THE REQUEST >> Please repeat all of the listing exactly.
# # # # # # #
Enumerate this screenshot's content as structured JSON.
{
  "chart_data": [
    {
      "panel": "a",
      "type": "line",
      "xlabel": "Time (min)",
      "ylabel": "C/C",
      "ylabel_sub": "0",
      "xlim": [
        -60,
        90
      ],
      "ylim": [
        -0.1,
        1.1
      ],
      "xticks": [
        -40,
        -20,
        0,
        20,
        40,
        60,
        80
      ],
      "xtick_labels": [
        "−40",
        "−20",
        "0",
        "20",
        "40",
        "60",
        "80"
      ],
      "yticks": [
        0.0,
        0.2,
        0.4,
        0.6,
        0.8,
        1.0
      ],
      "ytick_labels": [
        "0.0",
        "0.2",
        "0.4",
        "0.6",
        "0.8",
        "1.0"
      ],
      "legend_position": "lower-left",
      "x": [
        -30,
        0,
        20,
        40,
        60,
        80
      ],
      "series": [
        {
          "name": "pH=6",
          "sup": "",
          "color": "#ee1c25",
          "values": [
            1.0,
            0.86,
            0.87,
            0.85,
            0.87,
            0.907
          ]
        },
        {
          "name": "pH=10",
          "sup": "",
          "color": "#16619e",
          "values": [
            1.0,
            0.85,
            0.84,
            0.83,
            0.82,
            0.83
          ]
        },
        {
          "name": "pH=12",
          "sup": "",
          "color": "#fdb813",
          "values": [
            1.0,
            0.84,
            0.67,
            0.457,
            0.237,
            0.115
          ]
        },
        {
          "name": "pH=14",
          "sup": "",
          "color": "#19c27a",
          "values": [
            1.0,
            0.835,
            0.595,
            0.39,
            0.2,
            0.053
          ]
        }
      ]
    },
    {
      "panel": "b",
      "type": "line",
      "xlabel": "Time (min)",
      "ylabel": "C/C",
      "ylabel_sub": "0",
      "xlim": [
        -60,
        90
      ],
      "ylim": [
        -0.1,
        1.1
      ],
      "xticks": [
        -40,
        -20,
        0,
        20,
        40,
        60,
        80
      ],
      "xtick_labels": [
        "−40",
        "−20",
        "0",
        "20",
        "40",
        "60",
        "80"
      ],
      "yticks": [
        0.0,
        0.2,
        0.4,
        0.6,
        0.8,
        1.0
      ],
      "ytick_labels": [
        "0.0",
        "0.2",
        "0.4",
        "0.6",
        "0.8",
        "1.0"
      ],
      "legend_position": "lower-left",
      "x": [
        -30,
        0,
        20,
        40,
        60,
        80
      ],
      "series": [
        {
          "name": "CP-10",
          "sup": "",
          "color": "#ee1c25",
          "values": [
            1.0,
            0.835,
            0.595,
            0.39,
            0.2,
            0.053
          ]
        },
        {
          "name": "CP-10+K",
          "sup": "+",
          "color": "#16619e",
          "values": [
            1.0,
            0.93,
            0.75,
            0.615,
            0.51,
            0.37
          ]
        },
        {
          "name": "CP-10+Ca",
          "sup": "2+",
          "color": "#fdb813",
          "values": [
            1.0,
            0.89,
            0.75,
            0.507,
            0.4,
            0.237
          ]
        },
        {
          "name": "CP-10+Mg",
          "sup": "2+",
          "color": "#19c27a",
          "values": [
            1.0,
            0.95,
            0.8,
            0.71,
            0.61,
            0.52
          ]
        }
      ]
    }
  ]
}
# # # # # # #
RESULT FOR THIS EXERCISE >>
Enumerate this screenshot's content as structured JSON.
{
  "chart_data": [
    {
      "panel": "a",
      "type": "line",
      "xlabel": "Time (min)",
      "ylabel": "C/C",
      "ylabel_sub": "0",
      "xlim": [
        -60,
        90
      ],
      "ylim": [
        -0.1,
        1.1
      ],
      "xticks": [
        -40,
        -20,
        0,
        20,
        40,
        60,
        80
      ],
      "xtick_labels": [
        "−40",
        "−20",
        "0",
        "20",
        "40",
        "60",
        "80"
      ],
      "yticks": [
        0.0,
        0.2,
        0.4,
        0.6,
        0.8,
        1.0
      ],
      "ytick_labels": [
        "0.0",
        "0.2",
        "0.4",
        "0.6",
        "0.8",
        "1.0"
      ],
      "legend_position": "lower-left",
      "x": [
        -30,
        0,
        20,
        40,
        60,
        80
      ],
      "series": [
        {
          "name": "pH=6",
          "sup": "",
          "color": "#ee1c25",
          "values": [
            1.0,
            0.86,
            0.87,
            0.85,
            0.87,
            0.907
          ]
        },
        {
          "name": "pH=10",
          "sup": "",
          "color": "#16619e",
          "values": [
            1.0,
            0.85,
            0.84,
            0.83,
            0.82,
            0.83
          ]
        },
        {
          "name": "pH=12",
          "sup": "",
          "color": "#fdb813",
          "values": [
            1.0,
            0.84,
            0.67,
            0.457,
            0.237,
            0.115
          ]
        },
        {
          "name": "pH=14",
          "sup": "",
          "color": "#19c27a",
          "values": [
            1.0,
            0.835,
            0.595,
            0.39,
            0.2,
            0.053
          ]
        }
      ]
    },
    {
      "panel": "b",
      "type": "line",
      "xlabel": "Time (min)",
      "ylabel": "C/C",
      "ylabel_sub": "0",
      "xlim": [
        -60,
        90
      ],
      "ylim": [
        -0.1,
        1.1
      ],
      "xticks": [
        -40,
        -20,
        0,
        20,
        40,
        60,
        80
      ],
      "xtick_labels": [
        "−40",
        "−20",
        "0",
        "20",
        "40",
        "60",
        "80"
      ],
      "yticks": [
        0.0,
        0.2,
        0.4,
        0.6,
        0.8,
        1.0
      ],
      "ytick_labels": [
        "0.0",
        "0.2",
        "0.4",
        "0.6",
        "0.8",
        "1.0"
      ],
      "legend_position": "lower-left",
      "x": [
        -30,
        0,
        20,
        40,
        60,
        80
      ],
      "series": [
        {
          "name": "CP-10",
          "sup": "",
          "color": "#ee1c25",
          "values": [
            1.0,
            0.835,
            0.595,
            0.39,
            0.2,
            0.053
          ]
        },
        {
          "name": "CP-10+K",
          "sup": "+",
          "color": "#16619e",
          "values": [
            1.0,
            0.93,
            0.75,
            0.615,
            0.51,
            0.37
          ]
        },
        {
          "name": "CP-10+Ca",
          "sup": "2+",
          "color": "#fdb813",
          "values": [
            1.0,
            0.89,
            0.75,
            0.507,
            0.4,
            0.237
          ]
        },
        {
          "name": "CP-10+Mg",
          "sup": "2+",
          "color": "#19c27a",
          "values": [
            1.0,
            0.95,
            0.8,
            0.71,
            0.61,
            0.52
          ]
        }
      ]
    }
  ]
}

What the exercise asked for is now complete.